> _Entries from a dataset_
***
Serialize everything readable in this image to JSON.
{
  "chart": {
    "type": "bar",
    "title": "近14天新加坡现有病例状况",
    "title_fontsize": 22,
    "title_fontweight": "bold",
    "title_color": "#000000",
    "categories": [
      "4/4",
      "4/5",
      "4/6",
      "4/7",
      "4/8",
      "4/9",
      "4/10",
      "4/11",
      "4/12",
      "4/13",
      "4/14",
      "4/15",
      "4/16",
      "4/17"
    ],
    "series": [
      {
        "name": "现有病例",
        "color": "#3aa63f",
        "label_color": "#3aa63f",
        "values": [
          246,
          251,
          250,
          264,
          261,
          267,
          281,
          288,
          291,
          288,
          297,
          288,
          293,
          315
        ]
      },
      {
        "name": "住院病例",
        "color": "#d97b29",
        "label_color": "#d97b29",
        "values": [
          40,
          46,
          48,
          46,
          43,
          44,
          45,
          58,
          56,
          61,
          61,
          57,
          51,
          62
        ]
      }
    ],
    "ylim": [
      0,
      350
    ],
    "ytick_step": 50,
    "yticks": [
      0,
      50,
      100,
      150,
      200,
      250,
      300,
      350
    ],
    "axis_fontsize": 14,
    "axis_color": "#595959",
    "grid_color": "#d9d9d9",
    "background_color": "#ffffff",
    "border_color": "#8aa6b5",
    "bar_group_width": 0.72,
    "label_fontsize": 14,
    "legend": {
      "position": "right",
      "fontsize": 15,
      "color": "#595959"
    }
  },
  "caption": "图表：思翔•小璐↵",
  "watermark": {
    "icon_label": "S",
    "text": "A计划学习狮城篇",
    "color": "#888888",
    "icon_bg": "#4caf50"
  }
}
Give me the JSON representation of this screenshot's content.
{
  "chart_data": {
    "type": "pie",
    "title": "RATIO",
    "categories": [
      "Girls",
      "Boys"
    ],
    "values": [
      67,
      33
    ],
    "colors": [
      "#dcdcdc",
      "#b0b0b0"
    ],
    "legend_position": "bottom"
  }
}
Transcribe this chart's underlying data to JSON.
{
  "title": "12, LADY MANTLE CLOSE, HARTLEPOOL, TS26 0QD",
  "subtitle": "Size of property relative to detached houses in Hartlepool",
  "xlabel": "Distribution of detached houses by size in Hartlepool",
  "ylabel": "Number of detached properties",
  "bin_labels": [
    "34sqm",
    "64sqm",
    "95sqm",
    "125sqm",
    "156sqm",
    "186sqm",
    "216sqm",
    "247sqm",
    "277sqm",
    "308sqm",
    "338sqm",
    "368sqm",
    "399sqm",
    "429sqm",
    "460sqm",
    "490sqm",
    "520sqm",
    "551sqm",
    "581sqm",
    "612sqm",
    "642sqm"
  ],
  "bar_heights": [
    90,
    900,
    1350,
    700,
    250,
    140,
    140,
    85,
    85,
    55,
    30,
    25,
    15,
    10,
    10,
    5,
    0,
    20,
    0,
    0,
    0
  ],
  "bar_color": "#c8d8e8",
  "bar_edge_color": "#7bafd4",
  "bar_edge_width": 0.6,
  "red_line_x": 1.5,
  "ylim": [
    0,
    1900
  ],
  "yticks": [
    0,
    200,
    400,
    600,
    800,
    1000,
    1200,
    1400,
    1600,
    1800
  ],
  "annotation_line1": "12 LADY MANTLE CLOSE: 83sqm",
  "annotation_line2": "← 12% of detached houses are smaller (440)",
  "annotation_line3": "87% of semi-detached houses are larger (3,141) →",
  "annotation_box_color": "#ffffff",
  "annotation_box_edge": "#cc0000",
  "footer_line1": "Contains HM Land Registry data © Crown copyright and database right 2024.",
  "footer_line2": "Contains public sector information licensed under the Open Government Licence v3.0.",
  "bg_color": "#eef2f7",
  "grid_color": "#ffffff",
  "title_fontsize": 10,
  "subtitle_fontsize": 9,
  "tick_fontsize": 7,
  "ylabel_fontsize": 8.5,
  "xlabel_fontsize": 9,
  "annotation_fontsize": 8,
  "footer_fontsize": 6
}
***
> _SET EXERCISE_
Only lines holding the string "LADY" are wanted; gather each one from the entries above.

> _TASK RESULT_
  "title": "12, LADY MANTLE CLOSE, HARTLEPOOL, TS26 0QD",
  "annotation_line1": "12 LADY MANTLE CLOSE: 83sqm",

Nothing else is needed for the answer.